■ Record set ■
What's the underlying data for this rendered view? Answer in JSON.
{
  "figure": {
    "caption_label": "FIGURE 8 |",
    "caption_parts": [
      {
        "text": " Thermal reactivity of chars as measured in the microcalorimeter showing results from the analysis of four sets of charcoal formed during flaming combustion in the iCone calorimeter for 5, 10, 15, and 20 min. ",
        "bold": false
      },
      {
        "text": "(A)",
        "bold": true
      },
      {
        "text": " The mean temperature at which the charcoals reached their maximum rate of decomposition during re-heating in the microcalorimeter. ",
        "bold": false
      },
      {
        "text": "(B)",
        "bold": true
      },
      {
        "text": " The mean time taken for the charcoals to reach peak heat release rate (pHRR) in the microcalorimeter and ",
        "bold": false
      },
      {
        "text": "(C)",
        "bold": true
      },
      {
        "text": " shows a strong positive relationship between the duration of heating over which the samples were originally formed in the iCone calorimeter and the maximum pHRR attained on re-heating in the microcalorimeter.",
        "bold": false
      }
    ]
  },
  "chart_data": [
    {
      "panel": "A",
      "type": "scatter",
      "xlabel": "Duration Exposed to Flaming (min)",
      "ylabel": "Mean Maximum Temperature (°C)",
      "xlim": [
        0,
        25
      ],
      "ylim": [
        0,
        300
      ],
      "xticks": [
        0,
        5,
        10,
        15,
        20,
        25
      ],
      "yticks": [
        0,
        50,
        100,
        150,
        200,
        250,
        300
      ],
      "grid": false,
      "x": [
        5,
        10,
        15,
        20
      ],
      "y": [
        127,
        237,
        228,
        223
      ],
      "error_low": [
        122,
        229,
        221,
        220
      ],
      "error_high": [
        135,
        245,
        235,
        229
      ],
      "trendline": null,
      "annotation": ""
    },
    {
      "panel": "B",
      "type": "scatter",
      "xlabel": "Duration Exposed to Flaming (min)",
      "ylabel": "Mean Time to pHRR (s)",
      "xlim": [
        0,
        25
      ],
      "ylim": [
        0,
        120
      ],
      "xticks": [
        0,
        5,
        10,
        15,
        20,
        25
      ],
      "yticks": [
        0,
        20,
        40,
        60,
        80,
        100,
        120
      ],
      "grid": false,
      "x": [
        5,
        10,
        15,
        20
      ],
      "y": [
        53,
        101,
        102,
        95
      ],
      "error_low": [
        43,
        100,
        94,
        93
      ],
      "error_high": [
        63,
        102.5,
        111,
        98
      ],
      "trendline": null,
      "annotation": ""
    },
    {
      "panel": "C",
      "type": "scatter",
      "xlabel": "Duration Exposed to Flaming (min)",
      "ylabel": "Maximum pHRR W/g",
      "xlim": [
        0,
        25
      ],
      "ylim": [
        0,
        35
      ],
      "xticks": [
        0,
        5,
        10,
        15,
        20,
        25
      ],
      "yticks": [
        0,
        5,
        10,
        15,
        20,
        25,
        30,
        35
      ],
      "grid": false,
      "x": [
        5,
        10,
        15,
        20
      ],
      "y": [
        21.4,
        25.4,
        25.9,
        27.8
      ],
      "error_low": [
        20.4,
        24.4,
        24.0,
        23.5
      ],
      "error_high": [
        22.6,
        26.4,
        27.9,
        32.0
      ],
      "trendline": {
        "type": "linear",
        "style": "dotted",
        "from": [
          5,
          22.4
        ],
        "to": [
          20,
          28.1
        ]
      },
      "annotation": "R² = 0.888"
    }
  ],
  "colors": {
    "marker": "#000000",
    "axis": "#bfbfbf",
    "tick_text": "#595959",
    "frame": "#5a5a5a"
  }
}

■ Work to do ■
Output all preceding records character for character.

■ Full solution ■
What's the underlying data for this rendered view? Answer in JSON.
{
  "figure": {
    "caption_label": "FIGURE 8 |",
    "caption_parts": [
      {
        "text": " Thermal reactivity of chars as measured in the microcalorimeter showing results from the analysis of four sets of charcoal formed during flaming combustion in the iCone calorimeter for 5, 10, 15, and 20 min. ",
        "bold": false
      },
      {
        "text": "(A)",
        "bold": true
      },
      {
        "text": " The mean temperature at which the charcoals reached their maximum rate of decomposition during re-heating in the microcalorimeter. ",
        "bold": false
      },
      {
        "text": "(B)",
        "bold": true
      },
      {
        "text": " The mean time taken for the charcoals to reach peak heat release rate (pHRR) in the microcalorimeter and ",
        "bold": false
      },
      {
        "text": "(C)",
        "bold": true
      },
      {
        "text": " shows a strong positive relationship between the duration of heating over which the samples were originally formed in the iCone calorimeter and the maximum pHRR attained on re-heating in the microcalorimeter.",
        "bold": false
      }
    ]
  },
  "chart_data": [
    {
      "panel": "A",
      "type": "scatter",
      "xlabel": "Duration Exposed to Flaming (min)",
      "ylabel": "Mean Maximum Temperature (°C)",
      "xlim": [
        0,
        25
      ],
      "ylim": [
        0,
        300
      ],
      "xticks": [
        0,
        5,
        10,
        15,
        20,
        25
      ],
      "yticks": [
        0,
        50,
        100,
        150,
        200,
        250,
        300
      ],
      "grid": false,
      "x": [
        5,
        10,
        15,
        20
      ],
      "y": [
        127,
        237,
        228,
        223
      ],
      "error_low": [
        122,
        229,
        221,
        220
      ],
      "error_high": [
        135,
        245,
        235,
        229
      ],
      "trendline": null,
      "annotation": ""
    },
    {
      "panel": "B",
      "type": "scatter",
      "xlabel": "Duration Exposed to Flaming (min)",
      "ylabel": "Mean Time to pHRR (s)",
      "xlim": [
        0,
        25
      ],
      "ylim": [
        0,
        120
      ],
      "xticks": [
        0,
        5,
        10,
        15,
        20,
        25
      ],
      "yticks": [
        0,
        20,
        40,
        60,
        80,
        100,
        120
      ],
      "grid": false,
      "x": [
        5,
        10,
        15,
        20
      ],
      "y": [
        53,
        101,
        102,
        95
      ],
      "error_low": [
        43,
        100,
        94,
        93
      ],
      "error_high": [
        63,
        102.5,
        111,
        98
      ],
      "trendline": null,
      "annotation": ""
    },
    {
      "panel": "C",
      "type": "scatter",
      "xlabel": "Duration Exposed to Flaming (min)",
      "ylabel": "Maximum pHRR W/g",
      "xlim": [
        0,
        25
      ],
      "ylim": [
        0,
        35
      ],
      "xticks": [
        0,
        5,
        10,
        15,
        20,
        25
      ],
      "yticks": [
        0,
        5,
        10,
        15,
        20,
        25,
        30,
        35
      ],
      "grid": false,
      "x": [
        5,
        10,
        15,
        20
      ],
      "y": [
        21.4,
        25.4,
        25.9,
        27.8
      ],
      "error_low": [
        20.4,
        24.4,
        24.0,
        23.5
      ],
      "error_high": [
        22.6,
        26.4,
        27.9,
        32.0
      ],
      "trendline": {
        "type": "linear",
        "style": "dotted",
        "from": [
          5,
          22.4
        ],
        "to": [
          20,
          28.1
        ]
      },
      "annotation": "R² = 0.888"
    }
  ],
  "colors": {
    "marker": "#000000",
    "axis": "#bfbfbf",
    "tick_text": "#595959",
    "frame": "#5a5a5a"
  }
}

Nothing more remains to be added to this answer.